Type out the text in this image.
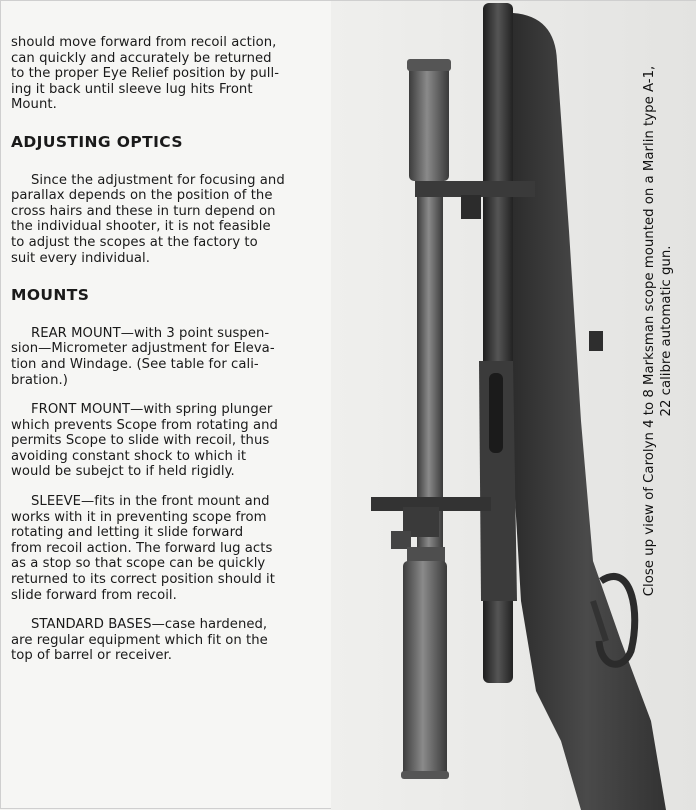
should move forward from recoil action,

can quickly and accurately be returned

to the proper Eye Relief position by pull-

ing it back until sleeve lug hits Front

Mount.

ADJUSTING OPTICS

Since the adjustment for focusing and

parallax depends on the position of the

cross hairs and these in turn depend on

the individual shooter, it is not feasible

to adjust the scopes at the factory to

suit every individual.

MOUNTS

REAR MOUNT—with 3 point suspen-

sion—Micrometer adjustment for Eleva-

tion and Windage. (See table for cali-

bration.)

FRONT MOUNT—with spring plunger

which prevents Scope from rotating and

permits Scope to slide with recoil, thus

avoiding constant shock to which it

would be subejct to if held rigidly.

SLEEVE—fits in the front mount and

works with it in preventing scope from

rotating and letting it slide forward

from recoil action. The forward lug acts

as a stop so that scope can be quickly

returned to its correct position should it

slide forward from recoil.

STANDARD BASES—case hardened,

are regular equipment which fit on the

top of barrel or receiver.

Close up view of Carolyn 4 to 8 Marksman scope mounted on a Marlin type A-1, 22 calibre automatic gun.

----

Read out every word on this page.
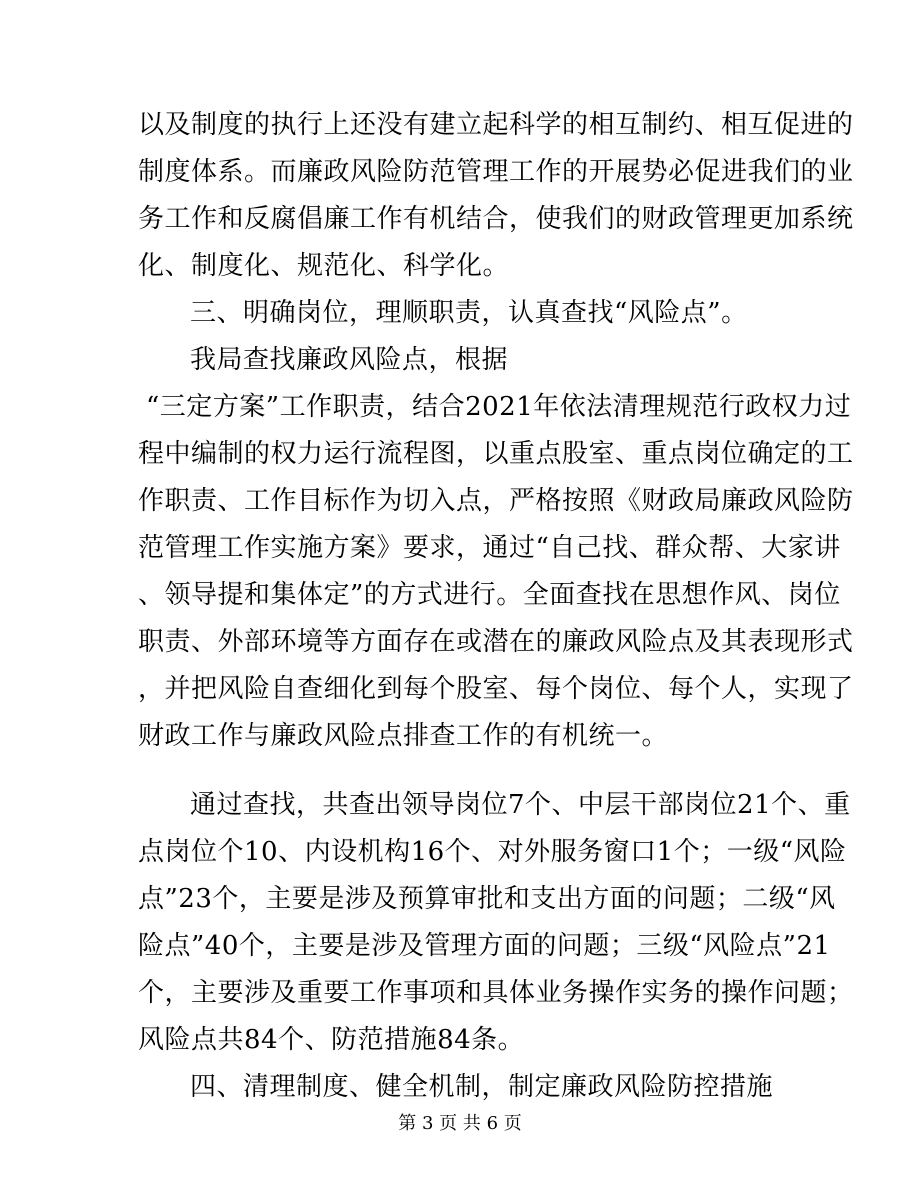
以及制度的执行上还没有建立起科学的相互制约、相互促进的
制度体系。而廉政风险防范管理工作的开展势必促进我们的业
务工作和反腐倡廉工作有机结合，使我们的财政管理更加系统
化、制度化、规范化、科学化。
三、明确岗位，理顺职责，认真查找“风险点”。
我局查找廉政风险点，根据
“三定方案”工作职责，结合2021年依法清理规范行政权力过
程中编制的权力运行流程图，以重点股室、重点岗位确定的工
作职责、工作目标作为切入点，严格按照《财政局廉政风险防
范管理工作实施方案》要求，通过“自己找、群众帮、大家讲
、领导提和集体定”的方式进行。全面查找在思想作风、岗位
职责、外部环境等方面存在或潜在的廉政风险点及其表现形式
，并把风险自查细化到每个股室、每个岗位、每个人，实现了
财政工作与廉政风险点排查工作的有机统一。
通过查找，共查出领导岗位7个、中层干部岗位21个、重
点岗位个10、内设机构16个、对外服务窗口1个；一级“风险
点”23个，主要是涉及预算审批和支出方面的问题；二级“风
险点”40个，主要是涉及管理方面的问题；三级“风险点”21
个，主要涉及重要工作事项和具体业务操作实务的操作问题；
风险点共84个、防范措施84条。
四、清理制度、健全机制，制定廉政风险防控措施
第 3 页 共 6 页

----

# Task brief
From the records above, pick out and copy each line holding the word "forward".

# Right answer
should move forward from recoil action,
rotating and letting it slide forward
from recoil action. The forward lug acts
slide forward from recoil.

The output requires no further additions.